=== Problem statement ===
Search the entries for the word "entered" and pull out each line that has it.

** Start **

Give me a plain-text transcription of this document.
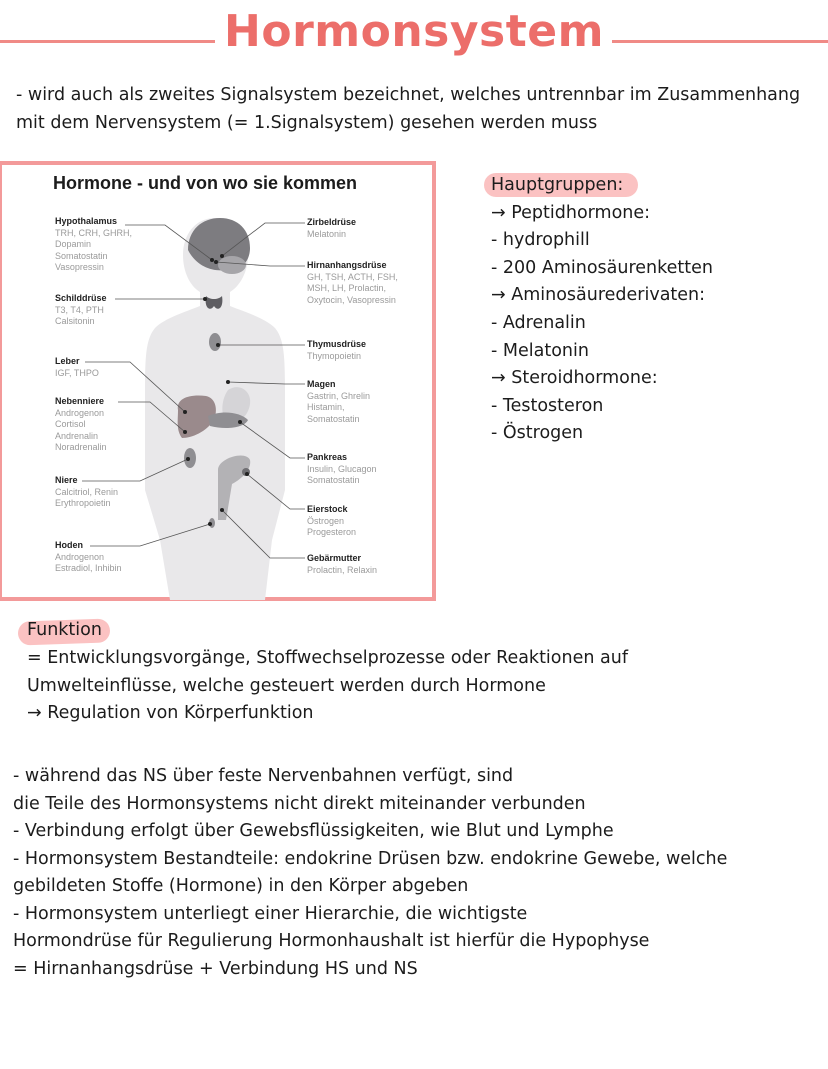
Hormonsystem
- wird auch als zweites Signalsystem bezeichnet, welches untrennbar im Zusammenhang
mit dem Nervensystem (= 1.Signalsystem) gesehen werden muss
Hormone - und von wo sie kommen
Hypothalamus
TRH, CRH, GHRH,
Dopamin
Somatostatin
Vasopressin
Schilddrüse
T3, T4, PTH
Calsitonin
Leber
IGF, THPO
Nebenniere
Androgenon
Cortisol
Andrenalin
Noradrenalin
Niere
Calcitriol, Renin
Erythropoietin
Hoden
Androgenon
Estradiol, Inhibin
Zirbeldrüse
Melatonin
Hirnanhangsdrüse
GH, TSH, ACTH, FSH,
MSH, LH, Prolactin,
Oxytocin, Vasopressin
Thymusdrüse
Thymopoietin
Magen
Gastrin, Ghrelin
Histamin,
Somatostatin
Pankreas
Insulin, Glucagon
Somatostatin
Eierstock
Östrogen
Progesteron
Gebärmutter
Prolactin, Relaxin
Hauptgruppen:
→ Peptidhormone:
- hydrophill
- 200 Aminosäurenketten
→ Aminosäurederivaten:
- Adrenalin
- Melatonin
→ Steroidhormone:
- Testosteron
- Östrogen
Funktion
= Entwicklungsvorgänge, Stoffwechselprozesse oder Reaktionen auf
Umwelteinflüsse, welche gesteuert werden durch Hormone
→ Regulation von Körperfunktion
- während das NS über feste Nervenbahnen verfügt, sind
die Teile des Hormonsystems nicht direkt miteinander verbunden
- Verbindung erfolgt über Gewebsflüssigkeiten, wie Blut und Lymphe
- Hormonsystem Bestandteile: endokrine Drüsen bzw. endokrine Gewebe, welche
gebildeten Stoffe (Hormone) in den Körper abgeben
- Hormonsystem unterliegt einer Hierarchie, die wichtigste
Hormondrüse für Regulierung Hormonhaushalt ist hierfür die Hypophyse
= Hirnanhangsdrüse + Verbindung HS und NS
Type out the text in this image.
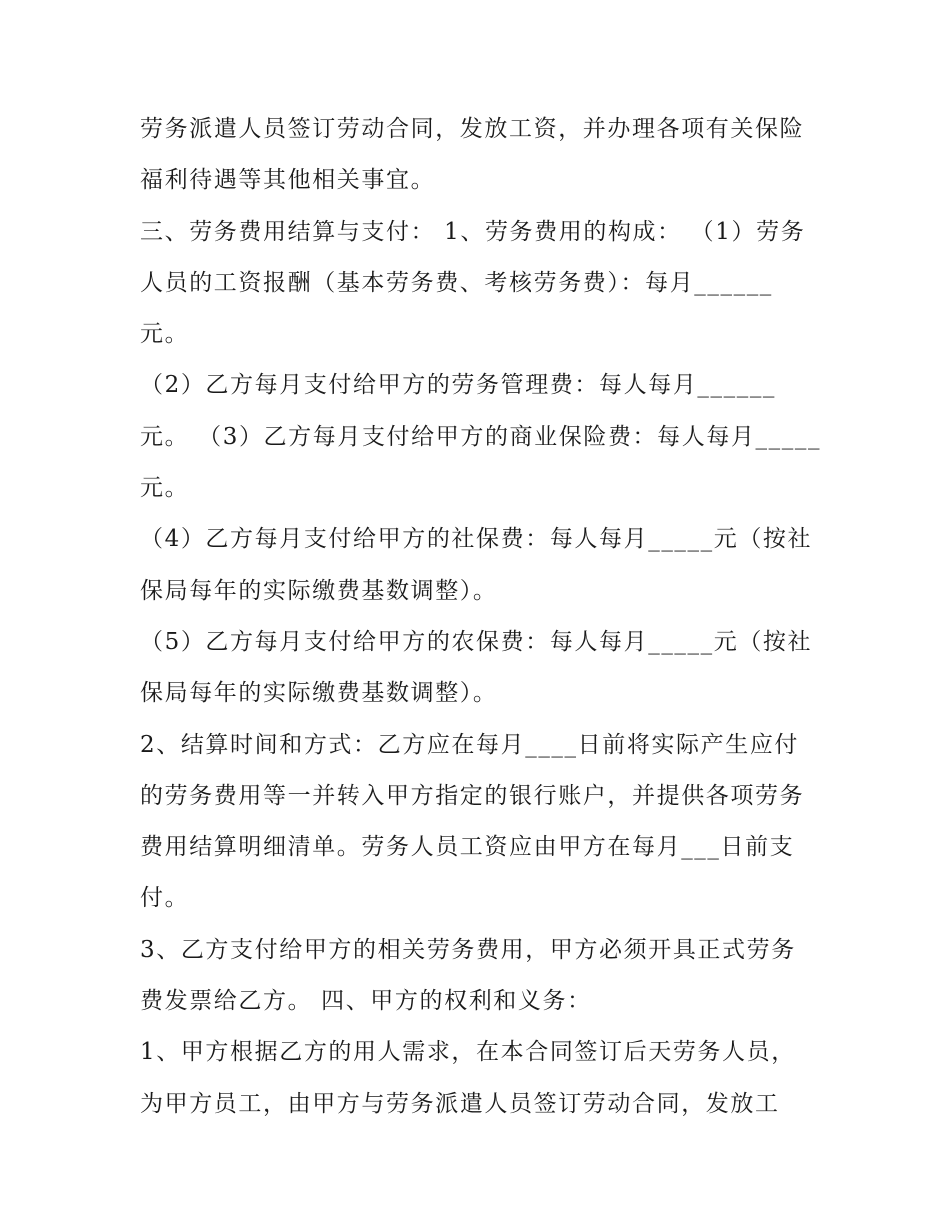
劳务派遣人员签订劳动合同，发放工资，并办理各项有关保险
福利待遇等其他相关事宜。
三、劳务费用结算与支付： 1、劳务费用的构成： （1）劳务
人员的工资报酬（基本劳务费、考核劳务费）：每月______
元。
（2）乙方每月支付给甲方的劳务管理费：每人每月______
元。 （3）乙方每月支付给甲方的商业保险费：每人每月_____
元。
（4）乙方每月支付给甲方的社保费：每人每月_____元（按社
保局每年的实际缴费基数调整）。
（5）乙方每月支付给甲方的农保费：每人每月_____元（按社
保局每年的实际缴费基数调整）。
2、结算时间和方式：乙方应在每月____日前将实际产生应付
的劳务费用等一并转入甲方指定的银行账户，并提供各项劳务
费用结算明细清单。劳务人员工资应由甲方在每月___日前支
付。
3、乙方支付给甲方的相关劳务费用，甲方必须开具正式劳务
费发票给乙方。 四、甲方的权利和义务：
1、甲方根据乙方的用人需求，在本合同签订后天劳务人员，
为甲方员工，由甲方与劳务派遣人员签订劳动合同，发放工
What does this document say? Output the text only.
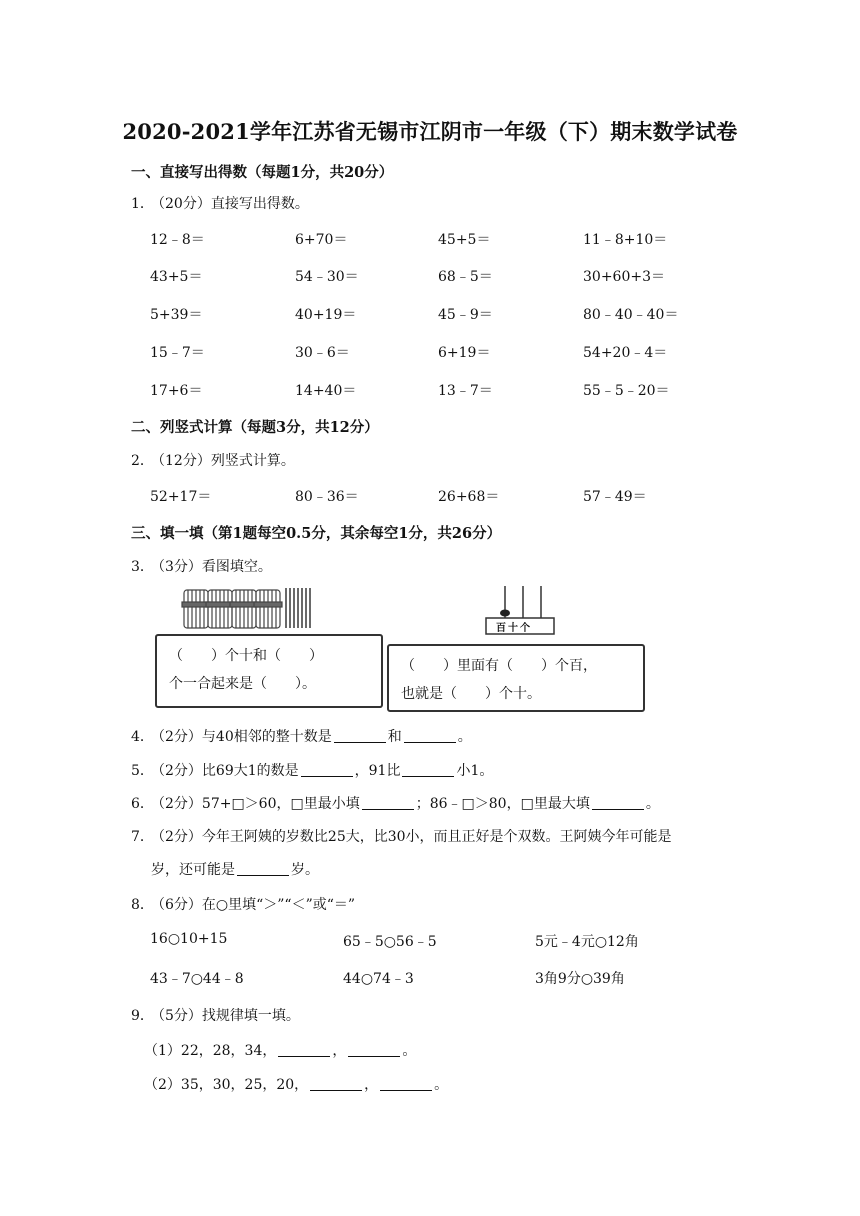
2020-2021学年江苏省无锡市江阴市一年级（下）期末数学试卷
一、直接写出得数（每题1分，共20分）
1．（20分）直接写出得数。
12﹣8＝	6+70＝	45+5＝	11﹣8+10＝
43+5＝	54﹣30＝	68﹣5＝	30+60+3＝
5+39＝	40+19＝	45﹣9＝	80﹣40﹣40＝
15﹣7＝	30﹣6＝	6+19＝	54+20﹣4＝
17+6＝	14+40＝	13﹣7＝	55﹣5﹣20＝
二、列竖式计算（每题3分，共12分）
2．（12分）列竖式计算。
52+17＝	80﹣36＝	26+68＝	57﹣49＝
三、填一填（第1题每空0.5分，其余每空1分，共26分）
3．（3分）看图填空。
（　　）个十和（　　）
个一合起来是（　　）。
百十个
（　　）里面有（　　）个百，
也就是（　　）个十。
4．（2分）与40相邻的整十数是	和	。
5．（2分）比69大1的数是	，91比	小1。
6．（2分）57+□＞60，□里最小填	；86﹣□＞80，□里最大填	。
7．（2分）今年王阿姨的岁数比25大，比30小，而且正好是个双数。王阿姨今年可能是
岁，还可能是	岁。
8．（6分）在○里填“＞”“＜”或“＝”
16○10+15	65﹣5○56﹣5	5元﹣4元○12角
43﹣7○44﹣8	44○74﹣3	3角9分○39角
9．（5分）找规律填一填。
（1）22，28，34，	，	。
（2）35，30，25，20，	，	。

** End **
** Start **

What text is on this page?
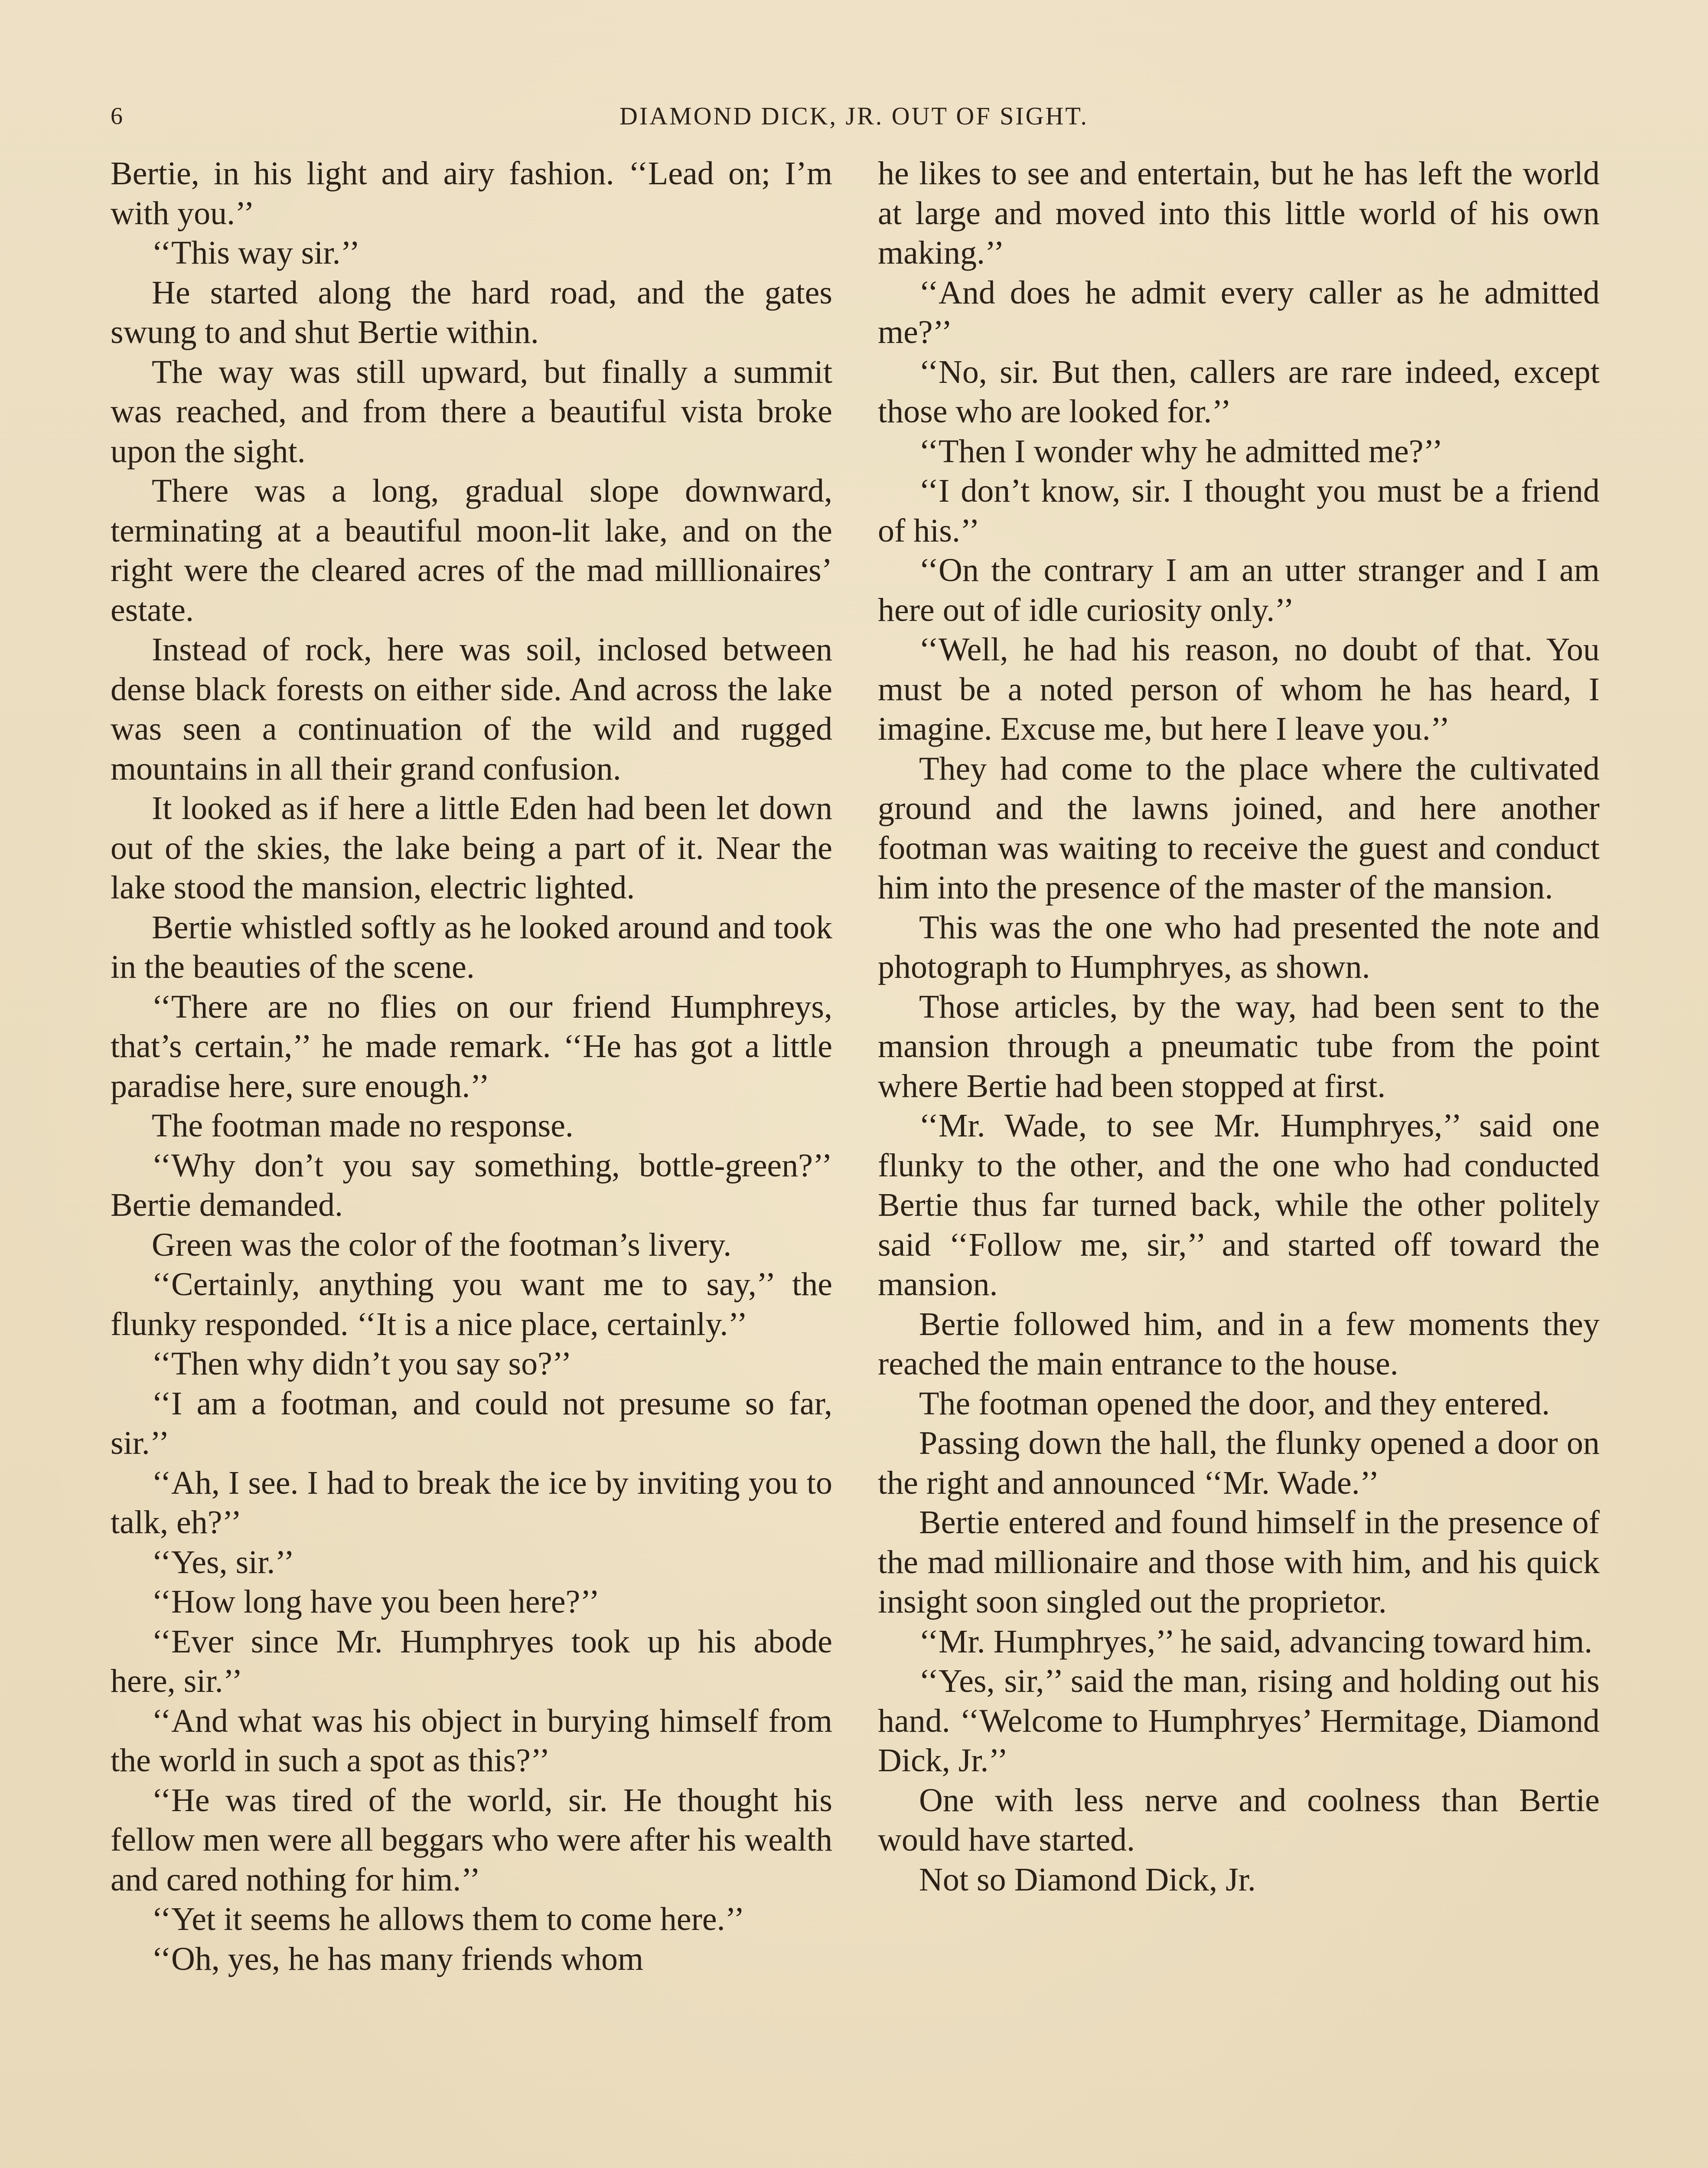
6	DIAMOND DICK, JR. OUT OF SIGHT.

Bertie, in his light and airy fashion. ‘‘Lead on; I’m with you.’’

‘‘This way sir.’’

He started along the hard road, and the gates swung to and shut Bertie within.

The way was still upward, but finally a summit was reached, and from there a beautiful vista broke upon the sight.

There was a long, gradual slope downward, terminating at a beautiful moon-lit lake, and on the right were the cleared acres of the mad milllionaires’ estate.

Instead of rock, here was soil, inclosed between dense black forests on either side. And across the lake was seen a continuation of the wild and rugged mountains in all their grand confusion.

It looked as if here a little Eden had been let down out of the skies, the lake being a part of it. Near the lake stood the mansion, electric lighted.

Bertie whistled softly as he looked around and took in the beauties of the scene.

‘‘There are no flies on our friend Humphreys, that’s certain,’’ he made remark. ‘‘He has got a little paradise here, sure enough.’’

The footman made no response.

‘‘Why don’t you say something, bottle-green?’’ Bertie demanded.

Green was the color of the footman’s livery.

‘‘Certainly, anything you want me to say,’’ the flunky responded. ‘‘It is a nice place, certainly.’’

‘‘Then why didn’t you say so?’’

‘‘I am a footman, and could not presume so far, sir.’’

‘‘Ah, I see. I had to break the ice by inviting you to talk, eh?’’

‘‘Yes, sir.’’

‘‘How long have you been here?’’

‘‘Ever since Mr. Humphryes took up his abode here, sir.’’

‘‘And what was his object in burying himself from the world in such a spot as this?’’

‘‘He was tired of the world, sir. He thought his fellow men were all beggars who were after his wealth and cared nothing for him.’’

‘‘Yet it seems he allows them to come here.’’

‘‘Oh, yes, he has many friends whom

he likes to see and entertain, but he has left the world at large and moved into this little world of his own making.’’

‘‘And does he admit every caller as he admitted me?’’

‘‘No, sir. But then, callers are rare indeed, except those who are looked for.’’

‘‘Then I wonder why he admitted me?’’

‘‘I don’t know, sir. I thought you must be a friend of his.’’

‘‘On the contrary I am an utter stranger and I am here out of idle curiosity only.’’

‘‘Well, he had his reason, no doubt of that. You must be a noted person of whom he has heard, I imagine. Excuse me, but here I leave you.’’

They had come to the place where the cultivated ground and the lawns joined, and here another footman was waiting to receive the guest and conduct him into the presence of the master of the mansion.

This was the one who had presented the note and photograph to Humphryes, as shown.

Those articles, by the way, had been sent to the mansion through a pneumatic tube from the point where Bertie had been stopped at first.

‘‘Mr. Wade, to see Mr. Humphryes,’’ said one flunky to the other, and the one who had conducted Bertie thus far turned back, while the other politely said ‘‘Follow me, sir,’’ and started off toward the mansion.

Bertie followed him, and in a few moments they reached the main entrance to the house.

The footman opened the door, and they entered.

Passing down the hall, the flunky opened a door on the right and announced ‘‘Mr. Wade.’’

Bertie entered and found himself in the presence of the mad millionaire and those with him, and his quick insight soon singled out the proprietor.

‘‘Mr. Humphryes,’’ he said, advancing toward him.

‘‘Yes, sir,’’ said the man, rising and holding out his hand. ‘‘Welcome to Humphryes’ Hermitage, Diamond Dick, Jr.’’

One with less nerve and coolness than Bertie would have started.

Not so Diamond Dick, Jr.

** End **

=== Exercise solution ===
The footman opened the door, and they entered.
Bertie entered and found himself in the presence of the mad millionaire and those with him, and his quick insight soon singled out the proprietor.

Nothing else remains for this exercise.